--- START Exercise material ---
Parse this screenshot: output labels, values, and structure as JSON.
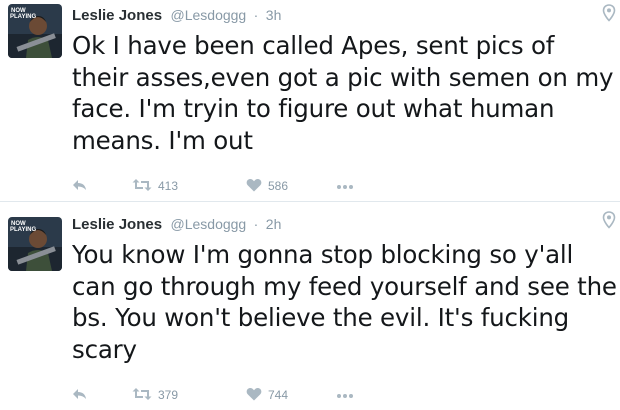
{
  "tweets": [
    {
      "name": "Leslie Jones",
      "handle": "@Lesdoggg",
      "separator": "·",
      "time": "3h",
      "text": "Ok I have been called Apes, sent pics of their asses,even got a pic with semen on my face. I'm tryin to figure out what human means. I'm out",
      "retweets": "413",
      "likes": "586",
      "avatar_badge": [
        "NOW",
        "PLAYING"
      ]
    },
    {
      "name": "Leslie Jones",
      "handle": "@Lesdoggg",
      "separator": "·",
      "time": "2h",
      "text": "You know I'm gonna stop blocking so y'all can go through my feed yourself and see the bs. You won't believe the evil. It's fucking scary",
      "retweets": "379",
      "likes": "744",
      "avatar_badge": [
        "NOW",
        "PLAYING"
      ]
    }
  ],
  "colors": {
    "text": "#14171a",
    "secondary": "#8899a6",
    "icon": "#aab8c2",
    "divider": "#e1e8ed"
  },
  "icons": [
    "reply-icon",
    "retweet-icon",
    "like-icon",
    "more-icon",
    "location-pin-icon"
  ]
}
--- END Exercise material ---
### The exercise
Every record above must be given again exactly; drop the pictures.

### The result
Parse this screenshot: output labels, values, and structure as JSON.
{
  "tweets": [
    {
      "name": "Leslie Jones",
      "handle": "@Lesdoggg",
      "separator": "·",
      "time": "3h",
      "text": "Ok I have been called Apes, sent pics of their asses,even got a pic with semen on my face. I'm tryin to figure out what human means. I'm out",
      "retweets": "413",
      "likes": "586",
      "avatar_badge": [
        "NOW",
        "PLAYING"
      ]
    },
    {
      "name": "Leslie Jones",
      "handle": "@Lesdoggg",
      "separator": "·",
      "time": "2h",
      "text": "You know I'm gonna stop blocking so y'all can go through my feed yourself and see the bs. You won't believe the evil. It's fucking scary",
      "retweets": "379",
      "likes": "744",
      "avatar_badge": [
        "NOW",
        "PLAYING"
      ]
    }
  ],
  "colors": {
    "text": "#14171a",
    "secondary": "#8899a6",
    "icon": "#aab8c2",
    "divider": "#e1e8ed"
  },
  "icons": [
    "reply-icon",
    "retweet-icon",
    "like-icon",
    "more-icon",
    "location-pin-icon"
  ]
}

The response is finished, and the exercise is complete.